**REQUIRED TASK**
Transcribe the records in full, keeping every character as it is.
━━━━━━━━━━━━━━━━━━━━
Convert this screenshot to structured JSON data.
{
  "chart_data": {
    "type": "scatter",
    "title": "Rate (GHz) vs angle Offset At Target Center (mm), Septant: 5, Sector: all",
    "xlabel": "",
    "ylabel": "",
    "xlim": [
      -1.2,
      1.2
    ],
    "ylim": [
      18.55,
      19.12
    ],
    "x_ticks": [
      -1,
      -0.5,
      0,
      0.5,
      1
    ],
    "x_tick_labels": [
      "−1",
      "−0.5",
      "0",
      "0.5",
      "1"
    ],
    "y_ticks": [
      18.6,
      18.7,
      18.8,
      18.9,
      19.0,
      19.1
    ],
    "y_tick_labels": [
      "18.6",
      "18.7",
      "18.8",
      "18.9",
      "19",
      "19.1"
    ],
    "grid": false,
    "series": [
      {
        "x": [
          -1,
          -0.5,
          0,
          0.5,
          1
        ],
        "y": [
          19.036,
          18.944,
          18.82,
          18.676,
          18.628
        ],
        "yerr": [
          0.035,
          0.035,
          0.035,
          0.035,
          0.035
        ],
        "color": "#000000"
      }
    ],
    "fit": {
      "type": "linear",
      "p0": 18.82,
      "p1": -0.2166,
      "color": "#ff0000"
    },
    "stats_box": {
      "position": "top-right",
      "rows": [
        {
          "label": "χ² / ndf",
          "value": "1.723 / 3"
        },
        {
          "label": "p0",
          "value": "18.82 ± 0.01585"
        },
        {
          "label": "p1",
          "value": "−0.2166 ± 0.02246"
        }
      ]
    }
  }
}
━━━━━━━━━━━━━━━━━━━━
**ANSWER TO THE EXERCISE**
Convert this screenshot to structured JSON data.
{
  "chart_data": {
    "type": "scatter",
    "title": "Rate (GHz) vs angle Offset At Target Center (mm), Septant: 5, Sector: all",
    "xlabel": "",
    "ylabel": "",
    "xlim": [
      -1.2,
      1.2
    ],
    "ylim": [
      18.55,
      19.12
    ],
    "x_ticks": [
      -1,
      -0.5,
      0,
      0.5,
      1
    ],
    "x_tick_labels": [
      "−1",
      "−0.5",
      "0",
      "0.5",
      "1"
    ],
    "y_ticks": [
      18.6,
      18.7,
      18.8,
      18.9,
      19.0,
      19.1
    ],
    "y_tick_labels": [
      "18.6",
      "18.7",
      "18.8",
      "18.9",
      "19",
      "19.1"
    ],
    "grid": false,
    "series": [
      {
        "x": [
          -1,
          -0.5,
          0,
          0.5,
          1
        ],
        "y": [
          19.036,
          18.944,
          18.82,
          18.676,
          18.628
        ],
        "yerr": [
          0.035,
          0.035,
          0.035,
          0.035,
          0.035
        ],
        "color": "#000000"
      }
    ],
    "fit": {
      "type": "linear",
      "p0": 18.82,
      "p1": -0.2166,
      "color": "#ff0000"
    },
    "stats_box": {
      "position": "top-right",
      "rows": [
        {
          "label": "χ² / ndf",
          "value": "1.723 / 3"
        },
        {
          "label": "p0",
          "value": "18.82 ± 0.01585"
        },
        {
          "label": "p1",
          "value": "−0.2166 ± 0.02246"
        }
      ]
    }
  }
}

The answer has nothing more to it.